Collected data:
-----
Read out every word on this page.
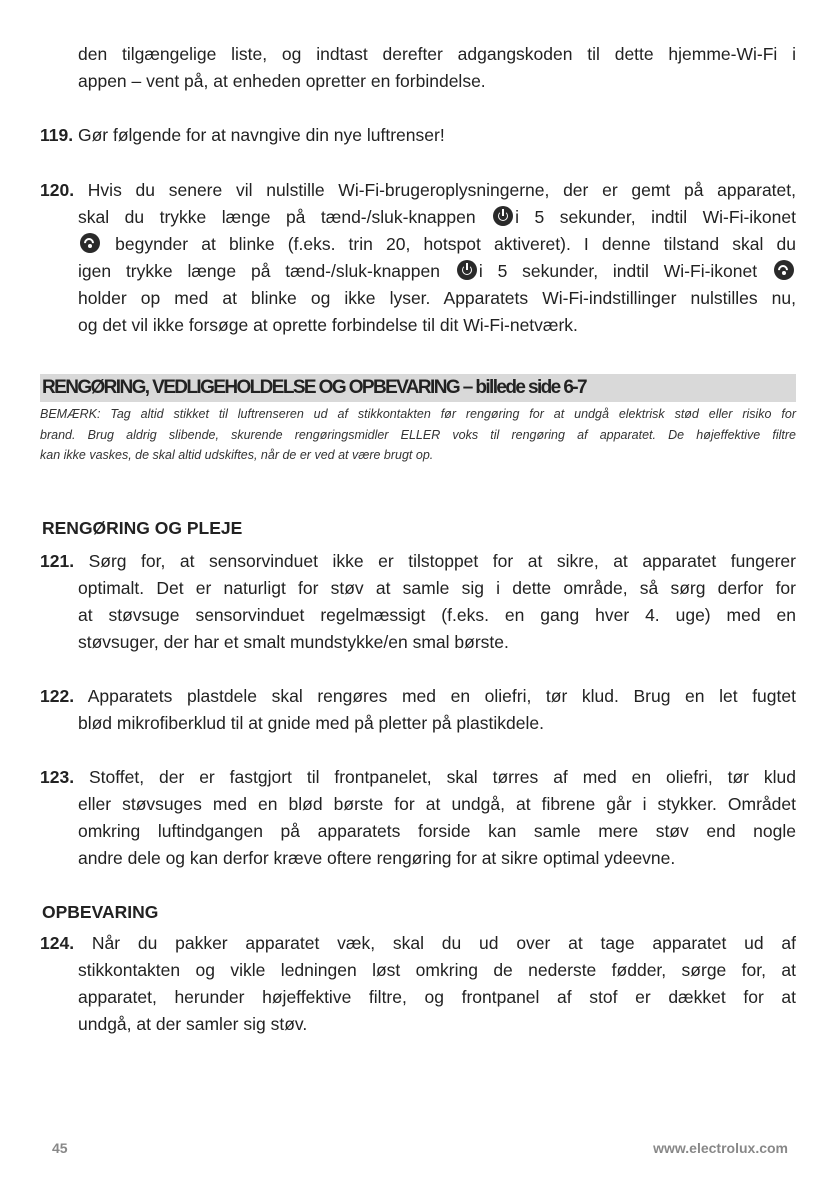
den tilgængelige liste, og indtast derefter adgangskoden til dette hjemme-Wi-Fi i
appen – vent på, at enheden opretter en forbindelse.
119. Gør følgende for at navngive din nye luftrenser!
120. Hvis du senere vil nulstille Wi-Fi-brugeroplysningerne, der er gemt på apparatet,
skal du trykke længe på tænd-/sluk-knappen i 5 sekunder, indtil Wi-Fi-ikonet
begynder at blinke (f.eks. trin 20, hotspot aktiveret). I denne tilstand skal du
igen trykke længe på tænd-/sluk-knappen i 5 sekunder, indtil Wi-Fi-ikonet
holder op med at blinke og ikke lyser. Apparatets Wi-Fi-indstillinger nulstilles nu,
og det vil ikke forsøge at oprette forbindelse til dit Wi-Fi-netværk.
RENGØRING, VEDLIGEHOLDELSE OG OPBEVARING – billede side 6-7
BEMÆRK: Tag altid stikket til luftrenseren ud af stikkontakten før rengøring for at undgå elektrisk stød eller risiko for
brand. Brug aldrig slibende, skurende rengøringsmidler ELLER voks til rengøring af apparatet. De højeffektive filtre
kan ikke vaskes, de skal altid udskiftes, når de er ved at være brugt op.
RENGØRING OG PLEJE
121. Sørg for, at sensorvinduet ikke er tilstoppet for at sikre, at apparatet fungerer
optimalt. Det er naturligt for støv at samle sig i dette område, så sørg derfor for
at støvsuge sensorvinduet regelmæssigt (f.eks. en gang hver 4. uge) med en
støvsuger, der har et smalt mundstykke/en smal børste.
122. Apparatets plastdele skal rengøres med en oliefri, tør klud. Brug en let fugtet
blød mikrofiberklud til at gnide med på pletter på plastikdele.
123. Stoffet, der er fastgjort til frontpanelet, skal tørres af med en oliefri, tør klud
eller støvsuges med en blød børste for at undgå, at fibrene går i stykker. Området
omkring luftindgangen på apparatets forside kan samle mere støv end nogle
andre dele og kan derfor kræve oftere rengøring for at sikre optimal ydeevne.
OPBEVARING
124. Når du pakker apparatet væk, skal du ud over at tage apparatet ud af
stikkontakten og vikle ledningen løst omkring de nederste fødder, sørge for, at
apparatet, herunder højeffektive filtre, og frontpanel af stof er dækket for at
undgå, at der samler sig støv.
45	www.electrolux.com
-----
=== What is being asked ===
Without including any pictures, please restate all the records exactly.

=== Answer to the exercise ===
Read out every word on this page.
den tilgængelige liste, og indtast derefter adgangskoden til dette hjemme-Wi-Fi i
appen – vent på, at enheden opretter en forbindelse.
119. Gør følgende for at navngive din nye luftrenser!
120. Hvis du senere vil nulstille Wi-Fi-brugeroplysningerne, der er gemt på apparatet,
skal du trykke længe på tænd-/sluk-knappen i 5 sekunder, indtil Wi-Fi-ikonet
begynder at blinke (f.eks. trin 20, hotspot aktiveret). I denne tilstand skal du
igen trykke længe på tænd-/sluk-knappen i 5 sekunder, indtil Wi-Fi-ikonet
holder op med at blinke og ikke lyser. Apparatets Wi-Fi-indstillinger nulstilles nu,
og det vil ikke forsøge at oprette forbindelse til dit Wi-Fi-netværk.
RENGØRING, VEDLIGEHOLDELSE OG OPBEVARING – billede side 6-7
BEMÆRK: Tag altid stikket til luftrenseren ud af stikkontakten før rengøring for at undgå elektrisk stød eller risiko for
brand. Brug aldrig slibende, skurende rengøringsmidler ELLER voks til rengøring af apparatet. De højeffektive filtre
kan ikke vaskes, de skal altid udskiftes, når de er ved at være brugt op.
RENGØRING OG PLEJE
121. Sørg for, at sensorvinduet ikke er tilstoppet for at sikre, at apparatet fungerer
optimalt. Det er naturligt for støv at samle sig i dette område, så sørg derfor for
at støvsuge sensorvinduet regelmæssigt (f.eks. en gang hver 4. uge) med en
støvsuger, der har et smalt mundstykke/en smal børste.
122. Apparatets plastdele skal rengøres med en oliefri, tør klud. Brug en let fugtet
blød mikrofiberklud til at gnide med på pletter på plastikdele.
123. Stoffet, der er fastgjort til frontpanelet, skal tørres af med en oliefri, tør klud
eller støvsuges med en blød børste for at undgå, at fibrene går i stykker. Området
omkring luftindgangen på apparatets forside kan samle mere støv end nogle
andre dele og kan derfor kræve oftere rengøring for at sikre optimal ydeevne.
OPBEVARING
124. Når du pakker apparatet væk, skal du ud over at tage apparatet ud af
stikkontakten og vikle ledningen løst omkring de nederste fødder, sørge for, at
apparatet, herunder højeffektive filtre, og frontpanel af stof er dækket for at
undgå, at der samler sig støv.
45	www.electrolux.com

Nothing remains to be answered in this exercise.